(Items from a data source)
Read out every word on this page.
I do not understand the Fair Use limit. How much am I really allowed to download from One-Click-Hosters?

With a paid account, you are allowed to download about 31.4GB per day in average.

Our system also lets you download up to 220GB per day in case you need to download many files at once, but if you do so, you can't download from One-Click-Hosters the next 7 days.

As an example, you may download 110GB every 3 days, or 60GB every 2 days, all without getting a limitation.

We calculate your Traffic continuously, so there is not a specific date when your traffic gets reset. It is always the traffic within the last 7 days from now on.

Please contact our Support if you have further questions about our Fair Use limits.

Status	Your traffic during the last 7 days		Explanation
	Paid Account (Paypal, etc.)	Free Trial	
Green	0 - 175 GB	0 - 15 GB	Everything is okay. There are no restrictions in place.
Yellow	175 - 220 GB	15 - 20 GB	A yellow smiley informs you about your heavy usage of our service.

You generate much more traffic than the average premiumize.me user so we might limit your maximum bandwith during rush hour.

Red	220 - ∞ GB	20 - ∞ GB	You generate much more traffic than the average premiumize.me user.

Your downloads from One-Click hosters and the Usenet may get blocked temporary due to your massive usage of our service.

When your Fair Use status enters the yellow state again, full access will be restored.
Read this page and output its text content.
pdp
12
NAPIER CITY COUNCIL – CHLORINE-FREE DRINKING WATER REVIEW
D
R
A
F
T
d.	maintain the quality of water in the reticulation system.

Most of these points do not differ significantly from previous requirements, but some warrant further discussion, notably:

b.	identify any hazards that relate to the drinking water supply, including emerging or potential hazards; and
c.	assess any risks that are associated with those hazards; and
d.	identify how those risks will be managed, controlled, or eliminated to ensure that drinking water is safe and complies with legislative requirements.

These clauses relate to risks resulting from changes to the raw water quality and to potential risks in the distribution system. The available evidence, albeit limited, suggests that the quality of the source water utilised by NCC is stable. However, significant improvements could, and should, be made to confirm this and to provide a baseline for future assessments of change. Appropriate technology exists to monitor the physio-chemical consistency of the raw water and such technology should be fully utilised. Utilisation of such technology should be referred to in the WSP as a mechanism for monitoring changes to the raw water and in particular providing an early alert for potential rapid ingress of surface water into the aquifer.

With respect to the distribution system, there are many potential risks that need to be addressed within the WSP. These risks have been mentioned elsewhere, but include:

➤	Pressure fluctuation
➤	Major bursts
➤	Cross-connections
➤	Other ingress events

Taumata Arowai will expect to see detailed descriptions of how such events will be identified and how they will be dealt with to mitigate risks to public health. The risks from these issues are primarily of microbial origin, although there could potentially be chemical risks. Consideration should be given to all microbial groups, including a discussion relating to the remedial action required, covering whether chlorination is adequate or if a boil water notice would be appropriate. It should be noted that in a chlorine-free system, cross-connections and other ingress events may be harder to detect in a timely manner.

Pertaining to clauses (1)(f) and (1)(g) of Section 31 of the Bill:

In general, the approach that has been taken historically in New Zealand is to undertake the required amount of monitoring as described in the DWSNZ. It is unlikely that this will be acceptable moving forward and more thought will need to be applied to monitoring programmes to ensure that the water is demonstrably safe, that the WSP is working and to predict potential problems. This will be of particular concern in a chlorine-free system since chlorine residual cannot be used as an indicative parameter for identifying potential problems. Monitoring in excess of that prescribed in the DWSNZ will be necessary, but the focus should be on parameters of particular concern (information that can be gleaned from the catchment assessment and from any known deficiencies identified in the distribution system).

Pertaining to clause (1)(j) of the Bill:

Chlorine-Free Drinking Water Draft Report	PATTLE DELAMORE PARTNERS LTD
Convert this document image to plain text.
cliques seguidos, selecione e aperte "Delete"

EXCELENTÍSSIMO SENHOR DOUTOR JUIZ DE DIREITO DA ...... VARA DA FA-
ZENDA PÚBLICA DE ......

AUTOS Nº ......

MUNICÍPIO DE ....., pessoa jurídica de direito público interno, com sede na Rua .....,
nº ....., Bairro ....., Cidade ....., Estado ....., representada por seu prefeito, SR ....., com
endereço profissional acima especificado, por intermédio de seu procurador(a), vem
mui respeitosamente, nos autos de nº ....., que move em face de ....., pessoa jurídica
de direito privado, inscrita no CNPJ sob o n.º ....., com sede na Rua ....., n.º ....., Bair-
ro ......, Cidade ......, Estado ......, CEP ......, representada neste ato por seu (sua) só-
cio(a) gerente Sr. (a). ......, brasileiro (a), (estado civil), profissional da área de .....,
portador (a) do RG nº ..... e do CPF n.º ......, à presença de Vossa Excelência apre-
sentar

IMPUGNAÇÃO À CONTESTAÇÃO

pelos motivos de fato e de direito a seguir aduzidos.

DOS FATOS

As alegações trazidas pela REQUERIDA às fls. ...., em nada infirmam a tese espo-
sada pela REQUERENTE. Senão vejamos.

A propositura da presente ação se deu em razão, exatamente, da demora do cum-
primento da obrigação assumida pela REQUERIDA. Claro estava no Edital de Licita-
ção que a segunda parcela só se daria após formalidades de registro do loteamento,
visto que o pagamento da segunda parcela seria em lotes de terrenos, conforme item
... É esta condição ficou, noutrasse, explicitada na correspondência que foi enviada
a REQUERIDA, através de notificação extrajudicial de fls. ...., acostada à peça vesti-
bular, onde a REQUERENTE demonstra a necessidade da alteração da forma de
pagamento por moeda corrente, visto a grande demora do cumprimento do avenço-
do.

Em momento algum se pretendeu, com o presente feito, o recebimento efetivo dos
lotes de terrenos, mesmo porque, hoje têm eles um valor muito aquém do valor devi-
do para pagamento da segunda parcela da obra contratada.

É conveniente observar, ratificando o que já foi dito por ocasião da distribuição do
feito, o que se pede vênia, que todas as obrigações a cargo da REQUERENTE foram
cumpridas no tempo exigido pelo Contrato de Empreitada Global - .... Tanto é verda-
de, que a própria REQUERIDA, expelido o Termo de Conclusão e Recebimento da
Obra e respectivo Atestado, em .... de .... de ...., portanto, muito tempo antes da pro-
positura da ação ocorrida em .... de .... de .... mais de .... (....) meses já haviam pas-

## WHAT IS REQUIRED
Copy each line of the data exactly, leaving nothing out.

## WRITTEN REPLY
Read out every word on this page.
I do not understand the Fair Use limit. How much am I really allowed to download from One-Click-Hosters?

With a paid account, you are allowed to download about 31.4GB per day in average.

Our system also lets you download up to 220GB per day in case you need to download many files at once, but if you do so, you can't download from One-Click-Hosters the next 7 days.

As an example, you may download 110GB every 3 days, or 60GB every 2 days, all without getting a limitation.

We calculate your Traffic continuously, so there is not a specific date when your traffic gets reset. It is always the traffic within the last 7 days from now on.

Please contact our Support if you have further questions about our Fair Use limits.

Status	Your traffic during the last 7 days		Explanation
	Paid Account (Paypal, etc.)	Free Trial	
Green	0 - 175 GB	0 - 15 GB	Everything is okay. There are no restrictions in place.
Yellow	175 - 220 GB	15 - 20 GB	A yellow smiley informs you about your heavy usage of our service.

You generate much more traffic than the average premiumize.me user so we might limit your maximum bandwith during rush hour.

Red	220 - ∞ GB	20 - ∞ GB	You generate much more traffic than the average premiumize.me user.

Your downloads from One-Click hosters and the Usenet may get blocked temporary due to your massive usage of our service.

When your Fair Use status enters the yellow state again, full access will be restored.
Read this page and output its text content.
pdp
12
NAPIER CITY COUNCIL – CHLORINE-FREE DRINKING WATER REVIEW
D
R
A
F
T
d.	maintain the quality of water in the reticulation system.

Most of these points do not differ significantly from previous requirements, but some warrant further discussion, notably:

b.	identify any hazards that relate to the drinking water supply, including emerging or potential hazards; and
c.	assess any risks that are associated with those hazards; and
d.	identify how those risks will be managed, controlled, or eliminated to ensure that drinking water is safe and complies with legislative requirements.

These clauses relate to risks resulting from changes to the raw water quality and to potential risks in the distribution system. The available evidence, albeit limited, suggests that the quality of the source water utilised by NCC is stable. However, significant improvements could, and should, be made to confirm this and to provide a baseline for future assessments of change. Appropriate technology exists to monitor the physio-chemical consistency of the raw water and such technology should be fully utilised. Utilisation of such technology should be referred to in the WSP as a mechanism for monitoring changes to the raw water and in particular providing an early alert for potential rapid ingress of surface water into the aquifer.

With respect to the distribution system, there are many potential risks that need to be addressed within the WSP. These risks have been mentioned elsewhere, but include:

➤	Pressure fluctuation
➤	Major bursts
➤	Cross-connections
➤	Other ingress events

Taumata Arowai will expect to see detailed descriptions of how such events will be identified and how they will be dealt with to mitigate risks to public health. The risks from these issues are primarily of microbial origin, although there could potentially be chemical risks. Consideration should be given to all microbial groups, including a discussion relating to the remedial action required, covering whether chlorination is adequate or if a boil water notice would be appropriate. It should be noted that in a chlorine-free system, cross-connections and other ingress events may be harder to detect in a timely manner.

Pertaining to clauses (1)(f) and (1)(g) of Section 31 of the Bill:

In general, the approach that has been taken historically in New Zealand is to undertake the required amount of monitoring as described in the DWSNZ. It is unlikely that this will be acceptable moving forward and more thought will need to be applied to monitoring programmes to ensure that the water is demonstrably safe, that the WSP is working and to predict potential problems. This will be of particular concern in a chlorine-free system since chlorine residual cannot be used as an indicative parameter for identifying potential problems. Monitoring in excess of that prescribed in the DWSNZ will be necessary, but the focus should be on parameters of particular concern (information that can be gleaned from the catchment assessment and from any known deficiencies identified in the distribution system).

Pertaining to clause (1)(j) of the Bill:

Chlorine-Free Drinking Water Draft Report	PATTLE DELAMORE PARTNERS LTD
Convert this document image to plain text.
cliques seguidos, selecione e aperte "Delete"

EXCELENTÍSSIMO SENHOR DOUTOR JUIZ DE DIREITO DA ...... VARA DA FA-
ZENDA PÚBLICA DE ......

AUTOS Nº ......

MUNICÍPIO DE ....., pessoa jurídica de direito público interno, com sede na Rua .....,
nº ....., Bairro ....., Cidade ....., Estado ....., representada por seu prefeito, SR ....., com
endereço profissional acima especificado, por intermédio de seu procurador(a), vem
mui respeitosamente, nos autos de nº ....., que move em face de ....., pessoa jurídica
de direito privado, inscrita no CNPJ sob o n.º ....., com sede na Rua ....., n.º ....., Bair-
ro ......, Cidade ......, Estado ......, CEP ......, representada neste ato por seu (sua) só-
cio(a) gerente Sr. (a). ......, brasileiro (a), (estado civil), profissional da área de .....,
portador (a) do RG nº ..... e do CPF n.º ......, à presença de Vossa Excelência apre-
sentar

IMPUGNAÇÃO À CONTESTAÇÃO

pelos motivos de fato e de direito a seguir aduzidos.

DOS FATOS

As alegações trazidas pela REQUERIDA às fls. ...., em nada infirmam a tese espo-
sada pela REQUERENTE. Senão vejamos.

A propositura da presente ação se deu em razão, exatamente, da demora do cum-
primento da obrigação assumida pela REQUERIDA. Claro estava no Edital de Licita-
ção que a segunda parcela só se daria após formalidades de registro do loteamento,
visto que o pagamento da segunda parcela seria em lotes de terrenos, conforme item
... É esta condição ficou, noutrasse, explicitada na correspondência que foi enviada
a REQUERIDA, através de notificação extrajudicial de fls. ...., acostada à peça vesti-
bular, onde a REQUERENTE demonstra a necessidade da alteração da forma de
pagamento por moeda corrente, visto a grande demora do cumprimento do avenço-
do.

Em momento algum se pretendeu, com o presente feito, o recebimento efetivo dos
lotes de terrenos, mesmo porque, hoje têm eles um valor muito aquém do valor devi-
do para pagamento da segunda parcela da obra contratada.

É conveniente observar, ratificando o que já foi dito por ocasião da distribuição do
feito, o que se pede vênia, que todas as obrigações a cargo da REQUERENTE foram
cumpridas no tempo exigido pelo Contrato de Empreitada Global - .... Tanto é verda-
de, que a própria REQUERIDA, expelido o Termo de Conclusão e Recebimento da
Obra e respectivo Atestado, em .... de .... de ...., portanto, muito tempo antes da pro-
positura da ação ocorrida em .... de .... de .... mais de .... (....) meses já haviam pas-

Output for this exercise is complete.